** START **
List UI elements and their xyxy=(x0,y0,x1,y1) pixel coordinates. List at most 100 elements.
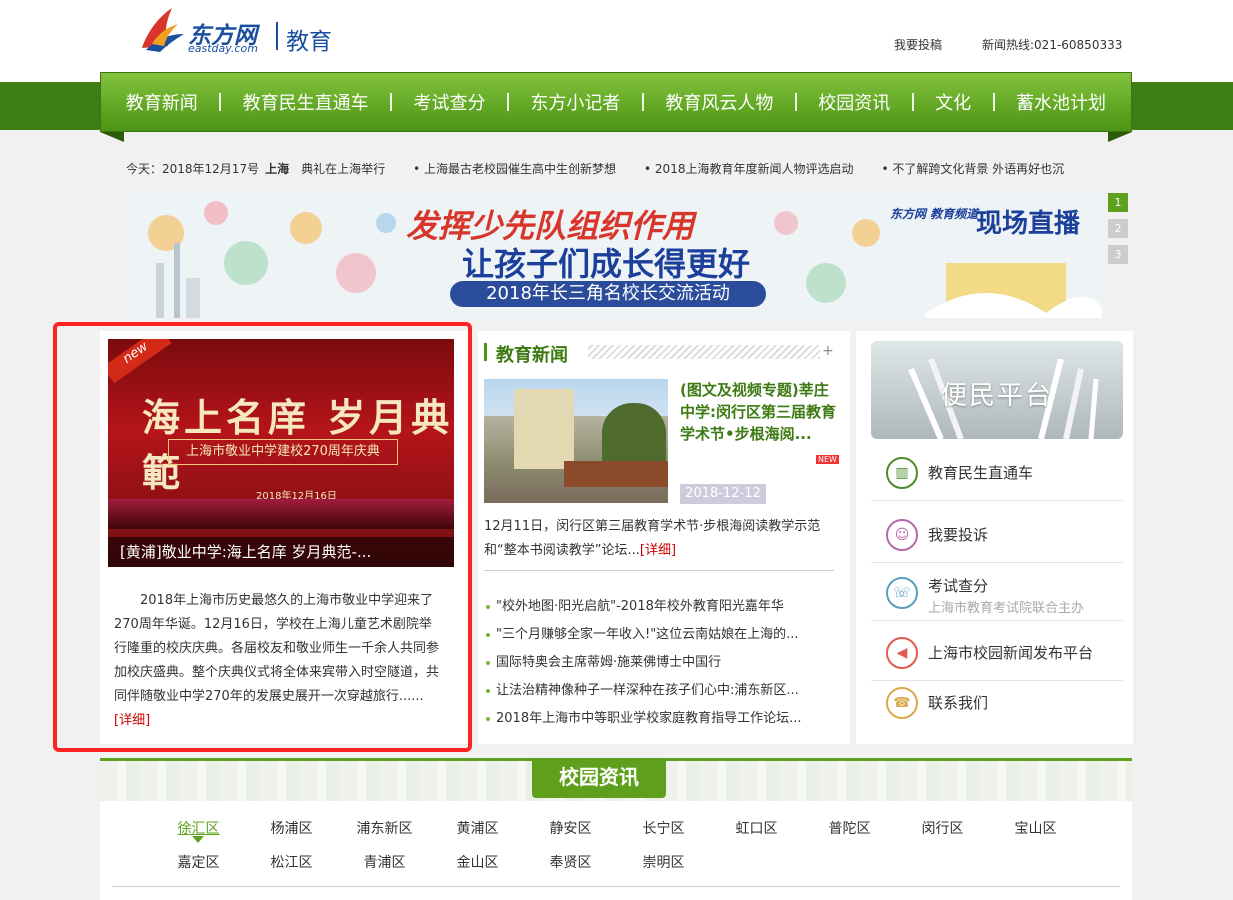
news-detail-link[interactable]: [详细] xyxy=(640,543,676,558)
news-headline[interactable]: (图文及视频专题)莘庄中学:闵行区第三届教育学术节•步根海阅... xyxy=(680,379,842,445)
district-xuhui[interactable]: 徐汇区 xyxy=(152,818,245,852)
new-badge: new xyxy=(108,339,172,384)
nav-divider xyxy=(794,93,797,111)
list-item[interactable]: 让法治精神像种子一样深种在孩子们心中:浦东新区... xyxy=(484,677,834,705)
list-item[interactable]: 国际特奥会主席蒂姆·施莱佛博士中国行 xyxy=(484,649,834,677)
promo-banner[interactable]: 发挥少先队组织作用 让孩子们成长得更好 2018年长三角名校长交流活动 东方网 … xyxy=(126,193,1102,318)
district-putuo[interactable]: 普陀区 xyxy=(803,818,896,852)
site-logo[interactable]: 东方网 eastday.com 教育 xyxy=(138,4,348,58)
service-label: 联系我们 xyxy=(928,694,989,712)
nav-exam-score[interactable]: 考试查分 xyxy=(414,89,486,115)
district-chongming[interactable]: 崇明区 xyxy=(617,852,710,886)
district-changning[interactable]: 长宁区 xyxy=(617,818,710,852)
service-label: 考试查分 xyxy=(928,577,989,595)
top-bar: 东方网 eastday.com 教育 我要投稿 新闻热线:021-6085033… xyxy=(0,0,1233,82)
district-yangpu[interactable]: 杨浦区 xyxy=(245,818,338,852)
district-songjiang[interactable]: 松江区 xyxy=(245,852,338,886)
list-item[interactable]: "三个月赚够全家一年收入!"这位云南姑娘在上海的... xyxy=(484,621,834,649)
banner-line2: 让孩子们成长得更好 xyxy=(462,245,751,283)
service-campus-news[interactable]: ◀ 上海市校园新闻发布平台 xyxy=(871,625,1123,681)
main-nav: 教育新闻 教育民生直通车 考试查分 东方小记者 教育风云人物 校园资讯 文化 蓄… xyxy=(100,72,1132,132)
service-exam-score[interactable]: ☏ 考试查分 上海市教育考试院联合主办 xyxy=(871,565,1123,621)
hotline-text: 新闻热线:021-60850333 xyxy=(982,38,1123,52)
new-tag: NEW xyxy=(816,455,839,464)
service-label: 我要投诉 xyxy=(928,526,989,544)
service-livelihood[interactable]: ▥ 教育民生直通车 xyxy=(871,445,1123,501)
district-pudong[interactable]: 浦东新区 xyxy=(338,818,431,852)
campus-bottomline xyxy=(112,886,1120,887)
section-bar xyxy=(484,343,487,361)
nav-edu-people[interactable]: 教育风云人物 xyxy=(665,89,773,115)
campus-title[interactable]: 校园资讯 xyxy=(532,758,666,798)
nav-divider xyxy=(219,93,222,111)
banner-page-3[interactable]: 3 xyxy=(1108,245,1128,264)
service-complaint[interactable]: ☺ 我要投诉 xyxy=(871,507,1123,563)
district-jinshan[interactable]: 金山区 xyxy=(431,852,524,886)
district-baoshan[interactable]: 宝山区 xyxy=(989,818,1082,852)
ticker-item[interactable]: • 2018上海教育年度新闻人物评选启动 xyxy=(644,160,853,177)
phone-icon: ☏ xyxy=(886,577,918,609)
eastday-logo-icon xyxy=(142,8,184,52)
ticker-item[interactable]: 典礼在上海举行 xyxy=(301,160,385,177)
more-plus-icon[interactable]: + xyxy=(822,343,834,359)
district-jiading[interactable]: 嘉定区 xyxy=(152,852,245,886)
services-panel: 便民平台 ▥ 教育民生直通车 ☺ 我要投诉 ☏ 考试查分 上海市教育考试院联合主… xyxy=(856,331,1133,744)
nav-edu-news[interactable]: 教育新闻 xyxy=(126,89,198,115)
header-hatch xyxy=(588,345,820,359)
nav-shadow-left xyxy=(100,132,124,142)
divider xyxy=(484,570,834,571)
district-hongkou[interactable]: 虹口区 xyxy=(710,818,803,852)
feature-summary: 2018年上海市历史最悠久的上海市敬业中学迎来了270周年华诞。12月16日，学… xyxy=(114,589,444,733)
edu-news-panel: 教育新闻 + (图文及视频专题)莘庄中学:闵行区第三届教育学术节•步根海阅...… xyxy=(478,331,850,744)
nav-campus-info[interactable]: 校园资讯 xyxy=(818,89,890,115)
feature-image[interactable]: new 海上名庠 岁月典範 上海市敬业中学建校270周年庆典 2018年12月1… xyxy=(108,339,454,567)
nav-divider xyxy=(390,93,393,111)
services-title: 便民平台 xyxy=(940,381,1053,411)
nav-divider xyxy=(911,93,914,111)
ticker-item[interactable]: • 上海最古老校园催生高中生创新梦想 xyxy=(413,160,616,177)
feature-detail-link[interactable]: [详细] xyxy=(114,713,150,728)
banner-page-1[interactable]: 1 xyxy=(1108,193,1128,212)
edu-news-title[interactable]: 教育新闻 xyxy=(496,341,568,367)
list-item[interactable]: 2018年上海市中等职业学校家庭教育指导工作论坛... xyxy=(484,705,834,733)
nav-livelihood[interactable]: 教育民生直通车 xyxy=(243,89,369,115)
nav-divider xyxy=(506,93,509,111)
logo-channel: 教育 xyxy=(286,29,332,55)
feature-caption[interactable]: [黄浦]敬业中学:海上名庠 岁月典范-... xyxy=(108,537,454,567)
service-contact[interactable]: ☎ 联系我们 xyxy=(871,675,1123,731)
list-item[interactable]: "校外地图·阳光启航"-2018年校外教育阳光嘉年华 xyxy=(484,593,834,621)
logo-divider xyxy=(276,22,278,50)
nav-divider xyxy=(641,93,644,111)
district-huangpu[interactable]: 黄浦区 xyxy=(431,818,524,852)
feature-image-subtitle: 上海市敬业中学建校270周年庆典 xyxy=(168,439,398,465)
banner-live: 现场直播 xyxy=(976,209,1081,239)
news-summary: 12月11日，闵行区第三届教育学术节·步根海阅读教学示范和“整本书阅读教学”论坛… xyxy=(484,515,834,563)
nav-divider xyxy=(992,93,995,111)
news-thumbnail[interactable] xyxy=(484,379,668,503)
district-list: 徐汇区 杨浦区 浦东新区 黄浦区 静安区 长宁区 虹口区 普陀区 闵行区 宝山区… xyxy=(152,818,1092,886)
banner-pager: 1 2 3 xyxy=(1108,193,1128,271)
district-fengxian[interactable]: 奉贤区 xyxy=(524,852,617,886)
service-label: 教育民生直通车 xyxy=(928,464,1034,482)
district-qingpu[interactable]: 青浦区 xyxy=(338,852,431,886)
services-banner[interactable]: 便民平台 xyxy=(871,341,1123,439)
district-minhang[interactable]: 闵行区 xyxy=(896,818,989,852)
feature-summary-text: 2018年上海市历史最悠久的上海市敬业中学迎来了270周年华诞。12月16日，学… xyxy=(114,593,440,704)
nav-young-reporter[interactable]: 东方小记者 xyxy=(530,89,620,115)
building-graphic xyxy=(514,389,574,469)
news-ticker: 今天：2018年12月17号 上海 典礼在上海举行 • 上海最古老校园催生高中生… xyxy=(126,158,1102,178)
wall-graphic xyxy=(564,461,668,487)
news-list: "校外地图·阳光启航"-2018年校外教育阳光嘉年华 "三个月赚够全家一年收入!… xyxy=(484,593,834,733)
banner-page-2[interactable]: 2 xyxy=(1108,219,1128,238)
nav-culture[interactable]: 文化 xyxy=(935,89,971,115)
logo-en: eastday.com xyxy=(188,42,258,55)
service-sublabel: 上海市教育考试院联合主办 xyxy=(928,601,1085,616)
nav-reservoir-plan[interactable]: 蓄水池计划 xyxy=(1016,89,1106,115)
nav-shadow-right xyxy=(1108,132,1132,142)
district-jingan[interactable]: 静安区 xyxy=(524,818,617,852)
contribute-link[interactable]: 我要投稿 xyxy=(894,36,942,53)
megaphone-icon: ◀ xyxy=(886,637,918,669)
ticker-item[interactable]: • 不了解跨文化背景 外语再好也沉 xyxy=(881,160,1064,177)
service-label: 上海市校园新闻发布平台 xyxy=(928,644,1094,662)
banner-line3: 2018年长三角名校长交流活动 xyxy=(450,281,766,307)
** END **
__TASK TO COMPLETE__
Rewrite the rows starting with the line containing "news-detail-link[interactable]: [详细] xyxy=(640,543,676,558)" and going on through the line containing "main-nav: 教育新闻 教育民生直通车". Replace "service-label" with "service-caption" and keep everything else the same.

__ANSWER FOR THIS EXERCISE__
news-detail-link[interactable]: [详细] xyxy=(640,543,676,558)
news-headline[interactable]: (图文及视频专题)莘庄中学:闵行区第三届教育学术节•步根海阅... xyxy=(680,379,842,445)
district-xuhui[interactable]: 徐汇区 xyxy=(152,818,245,852)
new-badge: new xyxy=(108,339,172,384)
nav-divider xyxy=(794,93,797,111)
list-item[interactable]: 让法治精神像种子一样深种在孩子们心中:浦东新区... xyxy=(484,677,834,705)
list-item[interactable]: 国际特奥会主席蒂姆·施莱佛博士中国行 xyxy=(484,649,834,677)
promo-banner[interactable]: 发挥少先队组织作用 让孩子们成长得更好 2018年长三角名校长交流活动 东方网 … xyxy=(126,193,1102,318)
district-putuo[interactable]: 普陀区 xyxy=(803,818,896,852)
site-logo[interactable]: 东方网 eastday.com 教育 xyxy=(138,4,348,58)
service-caption: 联系我们 xyxy=(928,694,989,712)
nav-exam-score[interactable]: 考试查分 xyxy=(414,89,486,115)
district-chongming[interactable]: 崇明区 xyxy=(617,852,710,886)
district-changning[interactable]: 长宁区 xyxy=(617,818,710,852)
service-caption: 考试查分 xyxy=(928,577,989,595)
top-bar: 东方网 eastday.com 教育 我要投稿 新闻热线:021-6085033… xyxy=(0,0,1233,82)
district-yangpu[interactable]: 杨浦区 xyxy=(245,818,338,852)
district-songjiang[interactable]: 松江区 xyxy=(245,852,338,886)
list-item[interactable]: "三个月赚够全家一年收入!"这位云南姑娘在上海的... xyxy=(484,621,834,649)
banner-line2: 让孩子们成长得更好 xyxy=(462,245,751,283)
service-campus-news[interactable]: ◀ 上海市校园新闻发布平台 xyxy=(871,625,1123,681)
main-nav: 教育新闻 教育民生直通车 考试查分 东方小记者 教育风云人物 校园资讯 文化 蓄… xyxy=(100,72,1132,132)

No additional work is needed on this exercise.